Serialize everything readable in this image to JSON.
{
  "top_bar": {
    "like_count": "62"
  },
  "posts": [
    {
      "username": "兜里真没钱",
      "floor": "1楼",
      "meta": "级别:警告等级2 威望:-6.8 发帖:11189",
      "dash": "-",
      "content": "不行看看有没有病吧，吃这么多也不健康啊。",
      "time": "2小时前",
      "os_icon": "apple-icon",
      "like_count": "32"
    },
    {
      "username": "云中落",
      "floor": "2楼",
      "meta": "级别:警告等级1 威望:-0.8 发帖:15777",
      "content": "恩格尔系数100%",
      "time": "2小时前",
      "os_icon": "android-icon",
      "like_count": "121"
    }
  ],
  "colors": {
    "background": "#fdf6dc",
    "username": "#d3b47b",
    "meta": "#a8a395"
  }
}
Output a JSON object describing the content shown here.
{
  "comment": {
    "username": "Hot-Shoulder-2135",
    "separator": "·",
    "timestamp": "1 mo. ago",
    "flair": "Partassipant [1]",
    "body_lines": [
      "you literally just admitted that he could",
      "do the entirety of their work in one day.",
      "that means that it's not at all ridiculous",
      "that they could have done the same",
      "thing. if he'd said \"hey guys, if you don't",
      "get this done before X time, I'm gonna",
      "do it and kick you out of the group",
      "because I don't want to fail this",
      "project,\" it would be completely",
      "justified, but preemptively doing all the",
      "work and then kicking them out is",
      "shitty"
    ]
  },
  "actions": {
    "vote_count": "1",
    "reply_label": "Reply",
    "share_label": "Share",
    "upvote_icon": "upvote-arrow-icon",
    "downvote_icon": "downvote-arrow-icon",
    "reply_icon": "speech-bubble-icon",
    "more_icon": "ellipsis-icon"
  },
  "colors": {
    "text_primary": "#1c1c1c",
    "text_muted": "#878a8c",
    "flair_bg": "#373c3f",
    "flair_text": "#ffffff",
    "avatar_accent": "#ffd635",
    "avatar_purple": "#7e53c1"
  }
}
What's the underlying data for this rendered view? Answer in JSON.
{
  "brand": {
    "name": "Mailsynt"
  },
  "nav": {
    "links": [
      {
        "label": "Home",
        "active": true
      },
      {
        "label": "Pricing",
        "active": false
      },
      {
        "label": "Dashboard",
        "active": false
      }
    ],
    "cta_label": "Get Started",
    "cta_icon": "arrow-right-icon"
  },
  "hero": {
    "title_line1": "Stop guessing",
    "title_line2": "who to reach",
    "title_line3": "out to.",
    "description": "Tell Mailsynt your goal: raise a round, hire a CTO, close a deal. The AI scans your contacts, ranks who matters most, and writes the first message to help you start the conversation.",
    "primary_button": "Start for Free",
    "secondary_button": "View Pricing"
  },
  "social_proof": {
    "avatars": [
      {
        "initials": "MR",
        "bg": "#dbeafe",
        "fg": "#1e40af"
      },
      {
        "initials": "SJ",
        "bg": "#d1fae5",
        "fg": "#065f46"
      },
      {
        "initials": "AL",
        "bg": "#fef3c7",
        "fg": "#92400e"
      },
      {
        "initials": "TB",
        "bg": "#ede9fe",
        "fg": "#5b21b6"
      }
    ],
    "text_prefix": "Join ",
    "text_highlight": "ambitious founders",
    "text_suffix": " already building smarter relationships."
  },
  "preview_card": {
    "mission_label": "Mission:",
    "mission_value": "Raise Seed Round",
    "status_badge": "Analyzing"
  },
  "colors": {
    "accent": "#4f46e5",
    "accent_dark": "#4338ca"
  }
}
————
*JOB*
Count the lines that hold the string "meta" and state that number alone.

*PROBLEM SOLUTION*
3